======== DOCUMENT SECTION

Winthrop's paper. The manuscript paper entitled Reasons for New England, to which reference has already been made, was widely but secretly circulated, and frequently copied, after a fashion of that time, prevailing especially in the case of tracts or books of a kind to shrink from print. It contained arguments in favor of removing to New England, with answers to the various objections made against emigration. Several copies of these Reasons, or Considerations, have come down to us in various handwritings, and the authorship has been attributed now to one, now to another; to Winthrop, to White of Dorchester, to Sir John Eliot himself. It appears to have been in its earliest form the production of Winthrop. There were horseback journeys, some of them by night, made about this time for the purpose of secret consultation.

His character. Winthrop, a country gentleman of Groton, in Suffolk, and an attorney in the Court of Wards, was a strict Puritan, desiring above all a reformed church and "the ordinances of God in their purity," as the phrase of the time went. Precocious in everything, and inclined to ideal aims, he had been religious from boyhood, had married at a little over seventeen years of age, and had been made a justice of the peace while still very young. [65 - Cotton Mather says, Magnalia, Book II, chap. iv, 3, that Winthrop was made a justice at eighteen, but Mather's account of anything marvelous needs support. Winthrop held his first court at Groton Hall several months after he had attained his majority. Life and Letters, i, 62. Compare page 223 of the same volume.] He studied divinity, and only the dissuasion of friends kept him from entering the ministry. Of judicial temper, he came to be often consulted upon points of conscience, which gave much trouble in that age of casuistry and abounding scruples. His kindly visits to those who were in any trouble of spirit were highly prized. He himself makes much of the corruptions of his own nature and of his juvenile aberrancy, but generosity and purity of spirit like his are born and not acquired. His devoutness, accompanied by a habit of self-criticism in the presence of Infinite Justice, doubtless gave additional vigor to his virtues. For the rest, he was a man of independent estate, of prudent and conciliatory carriage, of a clear but not broad mind. What, as much as anything else, fitted him for his function was, that all his virtues were cast in Puritan molds and all his prejudices had a Puritan set.

His influence. When the question of emigration was under discussion other gentlemen who thought of going turned to Winthrop as the natural leader, declaring that they would remain in England if he should desert them. He was not only the official head, but he was indeed the soul, of the migration of 1630, and he went to America confident of a call divine like that of Moses. [66 - Of his election to the governorship he wrote to his wife, "The onely thinge that I have comforte of in it is, that heerby I have assurance that my charge is of the Lorde & that he hath called me to this worke." Life and Letters, i, 340.]

IX

Cradock. It is a fact worthy of note that the three primary steps toward the establishment of free government in America were due to Englishmen who did not themselves cross the sea. The Great Charter of 1618 to the Virginia colony, and the "large patent" to the Plymouth Pilgrims, were granted, as we have seen, under the leadership of Sir Edwin Sandys, Governor of the Virginia Company of London. The third of the measures which placed colonial government on a popular basis was due to the governor of another corporation engaged in colony planting.

================
======== COLLECTED DATA

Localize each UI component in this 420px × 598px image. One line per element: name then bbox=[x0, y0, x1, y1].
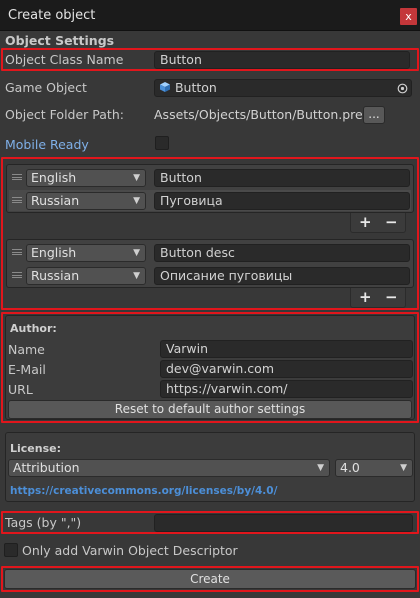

================

WHAT NEEDS TO BE DONE = Summarize the excerpt about Winthrop in three sentences. The lines that come after the excerpt have nothing to do with it.

IN RESPONSE = A manuscript paper called Reasons for New England, which argued for removing to New England and answered objections to emigration, was widely but secretly circulated and appears in its earliest form to have been Winthrop's work. Winthrop, a country gentleman of Groton and a strict Puritan, had been religious from boyhood, studied divinity, and was often consulted on points of conscience. When emigration was discussed, other gentlemen turned to him as the natural leader, and he became both the official head and the soul of the migration of 1630.